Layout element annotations
>> begin

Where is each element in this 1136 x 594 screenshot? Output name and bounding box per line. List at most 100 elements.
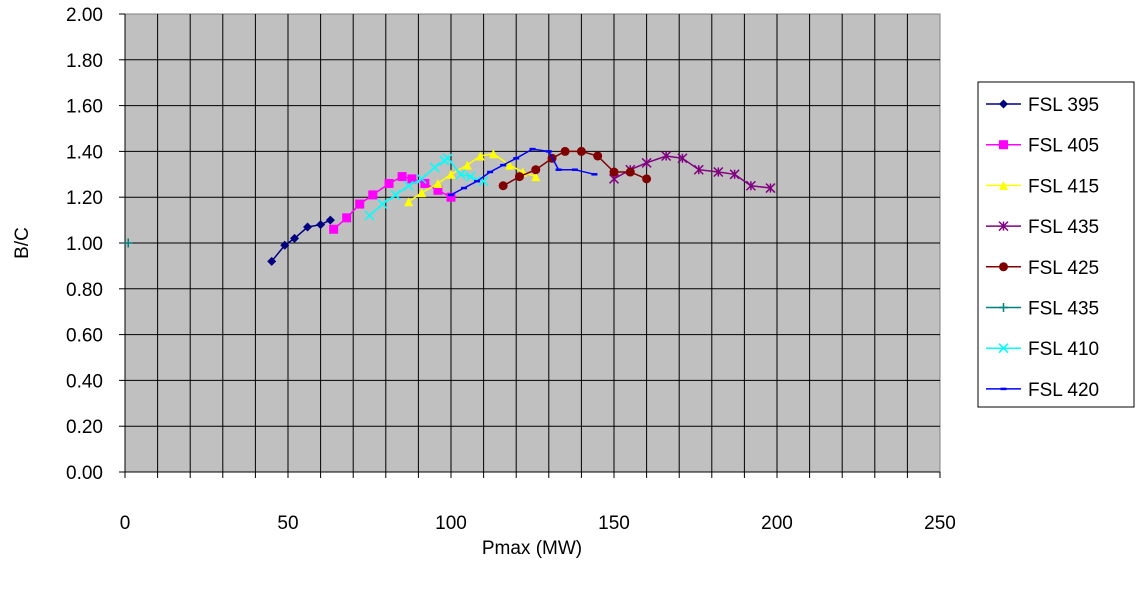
marker-stroke <box>390 189 401 200</box>
legend: FSL 395 FSL 405 FSL 415 FSL 435 FSL 425 FSL 4… <box>977 81 1135 408</box>
data-point <box>465 171 476 182</box>
legend-marker <box>998 343 1009 354</box>
x-tick-label: 0 <box>120 513 131 534</box>
data-point <box>384 178 394 188</box>
y-tick-label: 0.40 <box>66 371 103 392</box>
legend-label: FSL 435 <box>1028 299 1099 320</box>
data-point <box>429 162 440 173</box>
y-tick-label: 1.80 <box>66 51 103 72</box>
data-point <box>342 213 352 223</box>
marker-stroke <box>455 169 466 180</box>
series-4 <box>498 146 652 191</box>
y-tick-label: 0.00 <box>66 463 103 484</box>
data-point <box>403 180 414 191</box>
data-point <box>417 188 427 198</box>
series-6 <box>364 153 489 221</box>
data-point <box>390 189 401 200</box>
data-point <box>576 146 586 156</box>
legend-label: FSL 435 <box>1028 217 1099 238</box>
data-point <box>498 181 508 191</box>
data-point <box>677 153 688 164</box>
marker-stroke <box>442 153 453 164</box>
y-tick-label: 2.00 <box>66 5 103 26</box>
data-point <box>625 167 635 177</box>
data-point <box>446 192 456 202</box>
y-tick-label: 0.60 <box>66 326 103 347</box>
data-point <box>488 149 498 159</box>
data-point <box>661 150 672 162</box>
data-point <box>693 164 704 175</box>
series-line <box>502 150 647 187</box>
data-point <box>641 157 652 168</box>
data-point <box>531 172 541 182</box>
data-point <box>514 172 524 182</box>
legend-label: FSL 405 <box>1028 136 1099 157</box>
legend-box <box>977 81 1135 408</box>
data-point <box>325 215 335 225</box>
legend-entry: FSL 395 <box>986 95 1099 116</box>
series-5 <box>123 238 133 248</box>
data-point <box>609 167 619 177</box>
data-point <box>446 169 456 179</box>
data-point <box>442 153 453 164</box>
marker-stroke <box>377 199 388 210</box>
data-point <box>765 183 776 194</box>
legend-marker <box>998 221 1009 232</box>
data-point <box>280 240 290 250</box>
marker-stroke <box>429 162 440 173</box>
data-point <box>377 199 388 210</box>
legend-entry: FSL 435 <box>986 299 1099 320</box>
data-point <box>123 238 133 248</box>
marker-stroke <box>465 171 476 182</box>
data-point <box>407 174 417 184</box>
legend-entry: FSL 435 <box>986 217 1099 238</box>
data-point <box>433 178 443 188</box>
data-point <box>462 160 472 170</box>
data-point <box>642 174 652 184</box>
series-group <box>123 146 776 266</box>
data-point <box>303 222 313 232</box>
x-tick-label: 50 <box>277 513 298 534</box>
series-3 <box>608 150 776 194</box>
series-line <box>613 155 771 189</box>
legend-entry: FSL 405 <box>986 136 1099 157</box>
y-axis-title: B/C <box>12 227 33 259</box>
legend-label: FSL 395 <box>1028 95 1099 116</box>
x-tick-label: 150 <box>598 513 630 534</box>
data-point <box>433 185 443 195</box>
y-tick-label: 1.60 <box>66 97 103 118</box>
data-point <box>531 165 541 175</box>
y-tick-label: 0.20 <box>66 417 103 438</box>
x-tick-label: 250 <box>924 513 956 534</box>
data-point <box>355 199 365 209</box>
legend-entry: FSL 425 <box>986 258 1099 279</box>
marker-stroke <box>998 343 1009 354</box>
y-tick-label: 1.00 <box>66 234 103 255</box>
legend-marker <box>999 99 1008 109</box>
data-point <box>729 169 740 180</box>
legend-entry: FSL 410 <box>986 339 1099 360</box>
grid-lines <box>125 14 940 472</box>
marker-stroke <box>416 173 427 184</box>
x-tick-label: 200 <box>761 513 793 534</box>
legend-entry: FSL 415 <box>986 176 1099 197</box>
data-point <box>560 146 570 156</box>
legend-marker <box>999 180 1008 190</box>
series-7 <box>448 147 598 197</box>
x-axis-title: Pmax (MW) <box>482 538 582 559</box>
legend-label: FSL 425 <box>1028 258 1099 279</box>
y-tick-label: 0.80 <box>66 280 103 301</box>
data-point <box>420 178 430 188</box>
data-point <box>267 256 277 266</box>
data-point <box>593 151 603 161</box>
legend-entry: FSL 420 <box>986 380 1099 401</box>
series-line <box>408 152 537 203</box>
data-point <box>505 160 515 170</box>
legend-marker <box>999 303 1008 312</box>
data-point <box>364 210 375 221</box>
data-point <box>316 220 326 230</box>
legend-marker <box>999 140 1008 150</box>
data-point <box>745 180 756 191</box>
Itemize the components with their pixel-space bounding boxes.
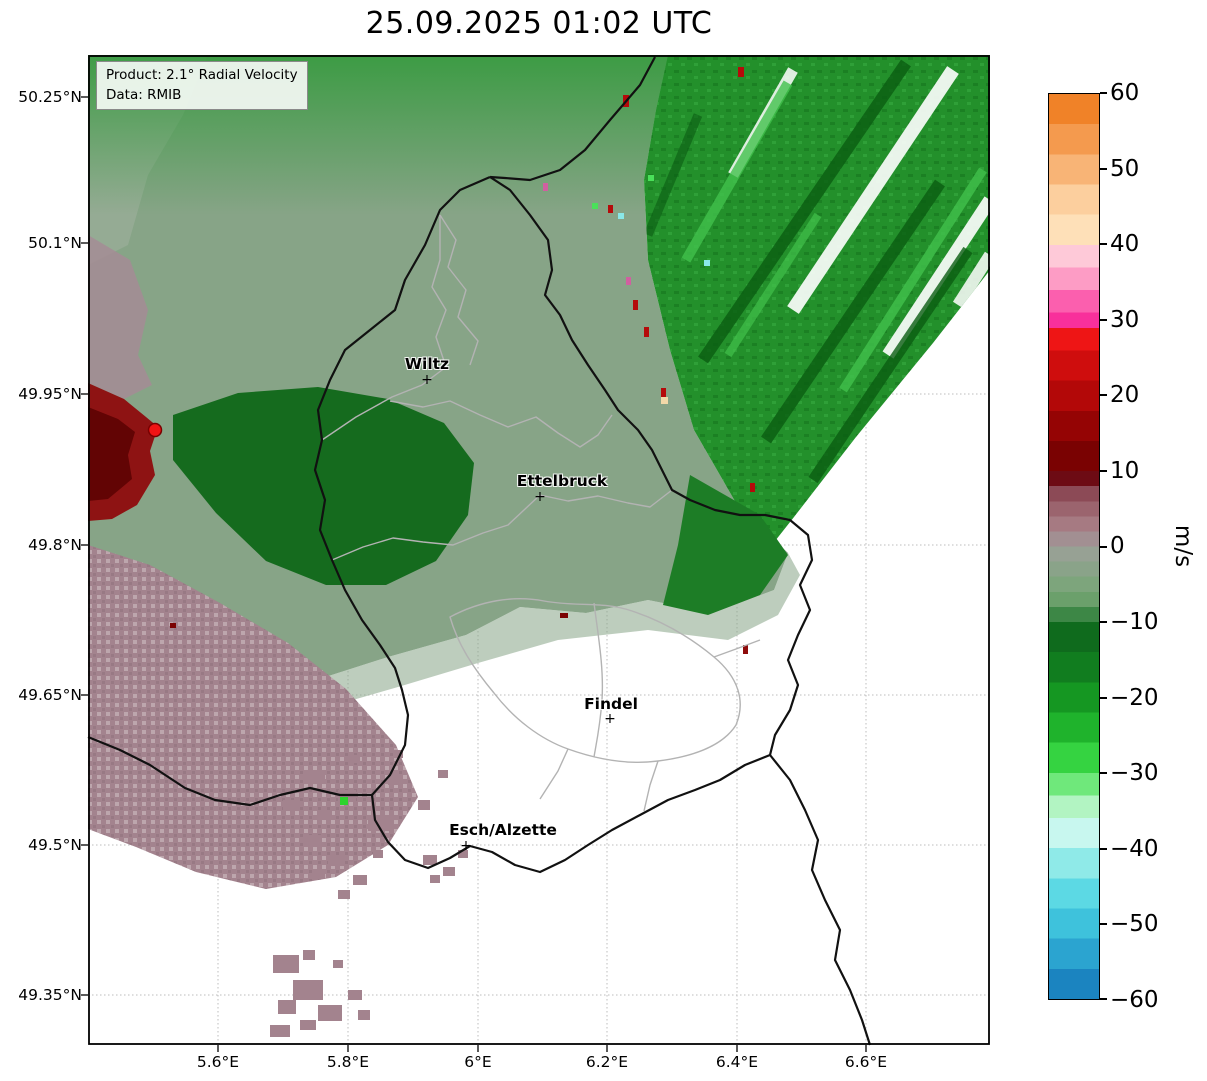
colorbar-tick: −60 bbox=[1110, 987, 1159, 1013]
x-axis-tick: 6.2°E bbox=[585, 1053, 629, 1071]
colorbar bbox=[1048, 93, 1100, 1000]
colorbar-tickmark bbox=[1100, 998, 1107, 1000]
colorbar-tickmark bbox=[1100, 848, 1107, 850]
colorbar-tick: −40 bbox=[1110, 836, 1159, 862]
y-axis-tick: 49.95°N bbox=[18, 385, 82, 403]
city-label: Ettelbruck bbox=[516, 472, 608, 490]
country-borders bbox=[87, 56, 872, 1046]
city-label: Esch/Alzette bbox=[449, 821, 557, 839]
y-axis-tick: 49.35°N bbox=[18, 986, 82, 1004]
colorbar-tickmark bbox=[1100, 319, 1107, 321]
colorbar-tickmark bbox=[1100, 697, 1107, 699]
colorbar-tick: −20 bbox=[1110, 685, 1159, 711]
plot-frame bbox=[88, 55, 990, 1045]
colorbar-tick: 50 bbox=[1110, 156, 1140, 182]
data-source-label: Data: RMIB bbox=[106, 86, 182, 103]
colorbar-tick: −10 bbox=[1110, 609, 1159, 635]
field-fringe bbox=[88, 553, 800, 785]
colorbar-tickmark bbox=[1100, 621, 1107, 623]
colorbar-tickmark bbox=[1100, 470, 1107, 472]
x-axis-tick: 6.4°E bbox=[715, 1053, 759, 1071]
colorbar-tick: 10 bbox=[1110, 458, 1140, 484]
y-axis-tick: 50.25°N bbox=[18, 88, 82, 106]
x-axis-tick: 5.6°E bbox=[196, 1053, 240, 1071]
district-borders bbox=[321, 214, 761, 812]
colorbar-unit-label: m/s bbox=[1170, 524, 1196, 568]
field-band-streaks bbox=[644, 59, 990, 484]
colorbar-tick: −30 bbox=[1110, 760, 1159, 786]
y-axis-tick: 49.5°N bbox=[28, 836, 82, 854]
colorbar-tickmark bbox=[1100, 168, 1107, 170]
field-dark-green-blob bbox=[173, 387, 474, 585]
field-mauve-speckles bbox=[270, 750, 468, 1037]
velocity-field bbox=[88, 55, 990, 1037]
city-cross-icon: + bbox=[604, 711, 616, 727]
field-weak-receding-speckle bbox=[88, 545, 418, 889]
y-axis-tick: 50.1°N bbox=[28, 234, 82, 252]
colorbar-tick: 20 bbox=[1110, 382, 1140, 408]
field-mauve-strip bbox=[88, 235, 152, 399]
city-cross-icon: + bbox=[534, 489, 546, 505]
colorbar-tick: 30 bbox=[1110, 307, 1140, 333]
colorbar-tickmark bbox=[1100, 243, 1107, 245]
y-axis-tick: 49.65°N bbox=[18, 686, 82, 704]
field-dark-red-core bbox=[88, 407, 135, 501]
colorbar-tickmark bbox=[1100, 772, 1107, 774]
colorbar-tickmark bbox=[1100, 92, 1107, 94]
radar-site-dot bbox=[147, 422, 163, 438]
figure-title: 25.09.2025 01:02 UTC bbox=[365, 6, 713, 41]
colorbar-tickmark bbox=[1100, 546, 1107, 548]
city-label: Wiltz bbox=[404, 355, 450, 373]
x-axis-tick: 6°E bbox=[464, 1053, 492, 1071]
axis-tick-marks bbox=[81, 96, 867, 1052]
product-info-box: Product: 2.1° Radial Velocity Data: RMIB bbox=[96, 61, 308, 111]
colorbar-tick: 0 bbox=[1110, 533, 1125, 559]
field-weak-approaching bbox=[88, 55, 788, 755]
colorbar-tick: 40 bbox=[1110, 231, 1140, 257]
city-cross-icon: + bbox=[460, 838, 472, 854]
product-label: Product: 2.1° Radial Velocity bbox=[106, 67, 298, 83]
x-axis-tick: 6.6°E bbox=[844, 1053, 888, 1071]
map-canvas bbox=[81, 55, 990, 1052]
colorbar-tick: −50 bbox=[1110, 911, 1159, 937]
colorbar-tickmark bbox=[1100, 394, 1107, 396]
x-axis-tick: 5.8°E bbox=[326, 1053, 370, 1071]
city-cross-icon: + bbox=[421, 372, 433, 388]
city-label: Findel bbox=[584, 695, 638, 713]
colorbar-tick: 60 bbox=[1110, 80, 1140, 106]
field-band-tip bbox=[663, 475, 788, 615]
colorbar-tickmark bbox=[1100, 923, 1107, 925]
y-axis-tick: 49.8°N bbox=[28, 536, 82, 554]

>> end

Update the material from the line with "marker-stroke <box>390 189 401 200</box>" up to and including the line with "y-tick-label: 1.80 <box>66 51 103 72</box>" so that "data-point" becomes "plot-marker" and everything else stays the same. Give only those updated lines.

● Reply
marker-stroke <box>390 189 401 200</box>
legend: FSL 395 FSL 405 FSL 415 FSL 435 FSL 425 FSL 4… <box>977 81 1135 408</box>
plot-marker <box>465 171 476 182</box>
legend-marker <box>998 343 1009 354</box>
x-tick-label: 0 <box>120 513 131 534</box>
plot-marker <box>384 178 394 188</box>
y-tick-label: 0.40 <box>66 371 103 392</box>
legend-label: FSL 435 <box>1028 299 1099 320</box>
plot-marker <box>429 162 440 173</box>
y-tick-label: 1.80 <box>66 51 103 72</box>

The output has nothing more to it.